__Problem to work on__: Extract every line where the string "this" appears.

__Records from a collection of figures__:
━━━
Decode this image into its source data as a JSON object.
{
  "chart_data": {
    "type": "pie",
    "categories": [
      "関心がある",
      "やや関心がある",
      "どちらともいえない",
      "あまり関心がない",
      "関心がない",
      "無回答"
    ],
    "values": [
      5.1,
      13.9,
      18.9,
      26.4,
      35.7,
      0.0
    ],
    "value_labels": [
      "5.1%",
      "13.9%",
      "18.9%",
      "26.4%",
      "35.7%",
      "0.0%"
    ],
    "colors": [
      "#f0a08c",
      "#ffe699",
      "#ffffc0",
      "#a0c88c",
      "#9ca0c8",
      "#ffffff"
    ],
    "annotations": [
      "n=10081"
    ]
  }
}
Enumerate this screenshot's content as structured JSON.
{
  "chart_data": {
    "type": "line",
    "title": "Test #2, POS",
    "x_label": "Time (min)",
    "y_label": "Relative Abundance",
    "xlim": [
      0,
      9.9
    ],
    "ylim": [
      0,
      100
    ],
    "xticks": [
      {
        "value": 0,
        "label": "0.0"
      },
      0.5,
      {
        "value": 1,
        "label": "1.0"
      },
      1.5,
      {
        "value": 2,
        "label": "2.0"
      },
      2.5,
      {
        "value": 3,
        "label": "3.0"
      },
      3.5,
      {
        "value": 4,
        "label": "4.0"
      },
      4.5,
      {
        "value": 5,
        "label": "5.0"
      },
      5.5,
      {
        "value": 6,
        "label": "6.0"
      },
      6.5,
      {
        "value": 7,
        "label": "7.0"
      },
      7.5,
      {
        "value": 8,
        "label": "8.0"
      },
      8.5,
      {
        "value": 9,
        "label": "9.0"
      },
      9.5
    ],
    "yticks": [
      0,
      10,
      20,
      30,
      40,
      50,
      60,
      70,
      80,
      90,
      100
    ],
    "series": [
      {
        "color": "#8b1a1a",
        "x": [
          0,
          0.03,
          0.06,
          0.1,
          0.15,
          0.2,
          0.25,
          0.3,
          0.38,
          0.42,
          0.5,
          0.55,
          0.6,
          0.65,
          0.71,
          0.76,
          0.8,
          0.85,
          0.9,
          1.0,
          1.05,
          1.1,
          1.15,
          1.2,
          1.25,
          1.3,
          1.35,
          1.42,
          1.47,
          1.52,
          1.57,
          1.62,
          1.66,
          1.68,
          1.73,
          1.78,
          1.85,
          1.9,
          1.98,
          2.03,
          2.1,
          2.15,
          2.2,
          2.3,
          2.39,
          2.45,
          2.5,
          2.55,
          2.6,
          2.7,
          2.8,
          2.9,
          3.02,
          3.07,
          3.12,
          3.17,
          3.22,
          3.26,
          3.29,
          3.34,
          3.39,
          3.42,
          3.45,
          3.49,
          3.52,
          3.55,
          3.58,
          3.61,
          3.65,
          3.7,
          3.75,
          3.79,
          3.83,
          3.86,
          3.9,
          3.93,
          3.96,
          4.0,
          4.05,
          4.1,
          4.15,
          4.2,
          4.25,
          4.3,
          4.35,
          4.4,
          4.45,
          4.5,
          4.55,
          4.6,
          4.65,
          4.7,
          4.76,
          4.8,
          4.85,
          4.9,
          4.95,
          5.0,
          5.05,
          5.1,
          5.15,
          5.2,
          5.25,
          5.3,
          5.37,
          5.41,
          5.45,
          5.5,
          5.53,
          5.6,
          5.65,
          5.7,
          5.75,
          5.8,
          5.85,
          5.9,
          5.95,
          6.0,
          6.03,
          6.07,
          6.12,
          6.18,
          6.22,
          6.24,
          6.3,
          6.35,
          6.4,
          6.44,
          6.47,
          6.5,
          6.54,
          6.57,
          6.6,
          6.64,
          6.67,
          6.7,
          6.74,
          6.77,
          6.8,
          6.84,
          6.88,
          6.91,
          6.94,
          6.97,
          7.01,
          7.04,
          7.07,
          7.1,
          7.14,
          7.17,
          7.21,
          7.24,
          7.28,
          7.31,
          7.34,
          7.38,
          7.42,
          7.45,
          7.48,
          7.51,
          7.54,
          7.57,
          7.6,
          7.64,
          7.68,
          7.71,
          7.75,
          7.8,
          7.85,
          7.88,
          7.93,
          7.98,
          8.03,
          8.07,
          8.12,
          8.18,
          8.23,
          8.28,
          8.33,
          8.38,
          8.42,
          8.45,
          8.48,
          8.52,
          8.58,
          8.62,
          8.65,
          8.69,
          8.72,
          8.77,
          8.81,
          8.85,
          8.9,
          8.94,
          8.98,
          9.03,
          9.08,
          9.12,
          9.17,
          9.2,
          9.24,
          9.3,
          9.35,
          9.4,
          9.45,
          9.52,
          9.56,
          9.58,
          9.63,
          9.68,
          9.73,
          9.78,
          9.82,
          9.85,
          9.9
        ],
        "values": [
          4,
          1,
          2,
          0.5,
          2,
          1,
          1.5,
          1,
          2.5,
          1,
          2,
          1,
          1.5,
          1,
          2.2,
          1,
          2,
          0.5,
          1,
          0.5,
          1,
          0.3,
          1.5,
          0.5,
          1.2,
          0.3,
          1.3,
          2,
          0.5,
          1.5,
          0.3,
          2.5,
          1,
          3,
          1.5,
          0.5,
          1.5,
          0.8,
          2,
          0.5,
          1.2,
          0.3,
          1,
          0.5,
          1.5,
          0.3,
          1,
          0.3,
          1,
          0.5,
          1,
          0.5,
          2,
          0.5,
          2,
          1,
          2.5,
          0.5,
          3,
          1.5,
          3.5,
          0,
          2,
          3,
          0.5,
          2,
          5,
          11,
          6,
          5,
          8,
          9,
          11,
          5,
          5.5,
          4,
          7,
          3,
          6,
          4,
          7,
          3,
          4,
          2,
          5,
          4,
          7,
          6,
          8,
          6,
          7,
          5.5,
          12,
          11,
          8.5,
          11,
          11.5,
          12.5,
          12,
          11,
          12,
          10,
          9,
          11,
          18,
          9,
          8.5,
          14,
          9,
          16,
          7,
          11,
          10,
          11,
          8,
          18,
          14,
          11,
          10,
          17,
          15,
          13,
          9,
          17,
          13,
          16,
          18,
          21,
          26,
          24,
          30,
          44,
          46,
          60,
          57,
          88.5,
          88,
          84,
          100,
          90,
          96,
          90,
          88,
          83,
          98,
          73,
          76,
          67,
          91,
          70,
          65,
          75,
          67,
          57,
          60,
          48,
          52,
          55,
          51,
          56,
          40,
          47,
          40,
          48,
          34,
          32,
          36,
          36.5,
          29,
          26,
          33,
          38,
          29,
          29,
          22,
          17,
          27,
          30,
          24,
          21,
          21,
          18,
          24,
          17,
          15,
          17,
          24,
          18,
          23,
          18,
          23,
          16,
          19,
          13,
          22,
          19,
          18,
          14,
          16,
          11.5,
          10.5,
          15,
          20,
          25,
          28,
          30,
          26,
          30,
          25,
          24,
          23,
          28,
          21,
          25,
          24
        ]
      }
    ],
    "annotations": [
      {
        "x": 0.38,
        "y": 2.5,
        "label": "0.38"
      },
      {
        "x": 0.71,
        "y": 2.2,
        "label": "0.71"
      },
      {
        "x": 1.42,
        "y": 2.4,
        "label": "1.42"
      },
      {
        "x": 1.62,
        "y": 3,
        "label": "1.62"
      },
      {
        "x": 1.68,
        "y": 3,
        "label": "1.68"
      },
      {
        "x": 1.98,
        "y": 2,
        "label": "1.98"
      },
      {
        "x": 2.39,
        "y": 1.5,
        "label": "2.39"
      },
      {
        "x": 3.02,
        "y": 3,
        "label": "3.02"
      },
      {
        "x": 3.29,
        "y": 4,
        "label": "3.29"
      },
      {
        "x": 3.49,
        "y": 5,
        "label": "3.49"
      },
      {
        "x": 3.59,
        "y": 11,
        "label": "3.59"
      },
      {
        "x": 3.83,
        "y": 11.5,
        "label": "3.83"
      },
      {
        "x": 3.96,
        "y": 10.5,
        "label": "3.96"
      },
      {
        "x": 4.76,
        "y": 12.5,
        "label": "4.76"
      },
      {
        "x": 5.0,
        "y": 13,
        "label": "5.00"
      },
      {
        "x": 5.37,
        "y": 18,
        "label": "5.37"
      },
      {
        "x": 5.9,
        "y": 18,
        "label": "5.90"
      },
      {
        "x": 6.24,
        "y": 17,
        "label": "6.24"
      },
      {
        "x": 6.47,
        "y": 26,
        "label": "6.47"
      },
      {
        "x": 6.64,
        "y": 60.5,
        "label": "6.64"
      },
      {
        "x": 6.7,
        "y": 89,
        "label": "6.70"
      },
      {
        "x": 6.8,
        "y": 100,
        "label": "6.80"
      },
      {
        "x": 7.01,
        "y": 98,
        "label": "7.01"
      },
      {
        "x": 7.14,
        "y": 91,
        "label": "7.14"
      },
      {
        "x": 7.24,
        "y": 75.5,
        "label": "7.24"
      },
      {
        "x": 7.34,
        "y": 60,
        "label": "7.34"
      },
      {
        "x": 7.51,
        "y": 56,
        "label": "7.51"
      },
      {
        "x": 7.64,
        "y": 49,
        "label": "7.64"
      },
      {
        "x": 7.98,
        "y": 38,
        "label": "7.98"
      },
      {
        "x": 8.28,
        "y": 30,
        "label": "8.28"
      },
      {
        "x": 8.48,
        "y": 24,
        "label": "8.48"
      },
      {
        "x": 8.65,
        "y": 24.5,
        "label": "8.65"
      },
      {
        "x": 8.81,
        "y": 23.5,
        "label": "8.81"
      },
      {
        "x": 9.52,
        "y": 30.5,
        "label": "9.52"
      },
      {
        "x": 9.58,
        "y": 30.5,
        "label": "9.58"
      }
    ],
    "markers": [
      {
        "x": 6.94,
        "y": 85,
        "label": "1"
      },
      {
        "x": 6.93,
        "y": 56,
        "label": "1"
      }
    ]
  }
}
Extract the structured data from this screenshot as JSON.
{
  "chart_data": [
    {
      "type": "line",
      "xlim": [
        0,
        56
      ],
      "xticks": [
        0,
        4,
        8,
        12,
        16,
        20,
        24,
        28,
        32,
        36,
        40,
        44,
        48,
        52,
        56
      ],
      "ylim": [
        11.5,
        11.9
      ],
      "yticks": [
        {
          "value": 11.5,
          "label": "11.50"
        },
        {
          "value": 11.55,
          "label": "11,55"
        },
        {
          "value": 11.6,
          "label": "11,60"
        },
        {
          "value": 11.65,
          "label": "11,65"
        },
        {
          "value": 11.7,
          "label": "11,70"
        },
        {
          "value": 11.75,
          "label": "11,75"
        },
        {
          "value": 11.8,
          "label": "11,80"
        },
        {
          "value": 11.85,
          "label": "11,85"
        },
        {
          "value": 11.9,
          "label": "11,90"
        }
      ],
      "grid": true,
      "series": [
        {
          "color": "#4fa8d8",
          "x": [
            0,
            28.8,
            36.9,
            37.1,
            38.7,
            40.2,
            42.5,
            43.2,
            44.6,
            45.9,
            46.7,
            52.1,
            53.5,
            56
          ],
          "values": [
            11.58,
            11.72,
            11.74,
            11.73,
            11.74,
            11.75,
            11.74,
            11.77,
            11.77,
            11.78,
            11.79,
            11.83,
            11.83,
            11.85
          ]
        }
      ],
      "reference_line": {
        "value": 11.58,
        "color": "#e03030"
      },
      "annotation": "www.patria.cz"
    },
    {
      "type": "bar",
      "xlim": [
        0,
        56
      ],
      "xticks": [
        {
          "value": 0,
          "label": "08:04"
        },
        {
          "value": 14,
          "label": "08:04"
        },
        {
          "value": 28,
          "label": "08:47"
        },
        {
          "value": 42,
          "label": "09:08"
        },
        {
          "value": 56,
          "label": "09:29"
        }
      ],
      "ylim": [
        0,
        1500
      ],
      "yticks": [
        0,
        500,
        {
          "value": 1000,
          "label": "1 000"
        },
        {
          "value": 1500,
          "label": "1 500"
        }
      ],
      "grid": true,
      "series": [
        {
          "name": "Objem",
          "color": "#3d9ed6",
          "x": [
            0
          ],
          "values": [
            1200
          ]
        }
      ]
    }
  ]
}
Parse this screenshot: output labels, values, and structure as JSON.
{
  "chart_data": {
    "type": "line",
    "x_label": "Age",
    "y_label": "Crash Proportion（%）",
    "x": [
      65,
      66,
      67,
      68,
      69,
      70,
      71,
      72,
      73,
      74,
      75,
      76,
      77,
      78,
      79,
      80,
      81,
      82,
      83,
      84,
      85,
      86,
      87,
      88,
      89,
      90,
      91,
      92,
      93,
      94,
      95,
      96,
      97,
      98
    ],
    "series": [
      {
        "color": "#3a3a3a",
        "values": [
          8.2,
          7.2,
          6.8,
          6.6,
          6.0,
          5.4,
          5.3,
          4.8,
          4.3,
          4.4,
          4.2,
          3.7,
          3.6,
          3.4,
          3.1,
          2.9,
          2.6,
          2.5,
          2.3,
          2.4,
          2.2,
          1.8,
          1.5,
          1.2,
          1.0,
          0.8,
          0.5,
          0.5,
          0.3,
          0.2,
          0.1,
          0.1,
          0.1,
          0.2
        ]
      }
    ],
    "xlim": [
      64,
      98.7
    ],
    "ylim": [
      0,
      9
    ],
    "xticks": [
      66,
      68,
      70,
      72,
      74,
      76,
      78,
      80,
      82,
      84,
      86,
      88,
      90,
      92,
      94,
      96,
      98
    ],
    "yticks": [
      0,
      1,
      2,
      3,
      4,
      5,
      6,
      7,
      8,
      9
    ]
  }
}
━━━
__Response below__:
Decode this image into its source data as a JSON object.
Enumerate this screenshot's content as structured JSON.
Extract the structured data from this screenshot as JSON.
Parse this screenshot: output labels, values, and structure as JSON.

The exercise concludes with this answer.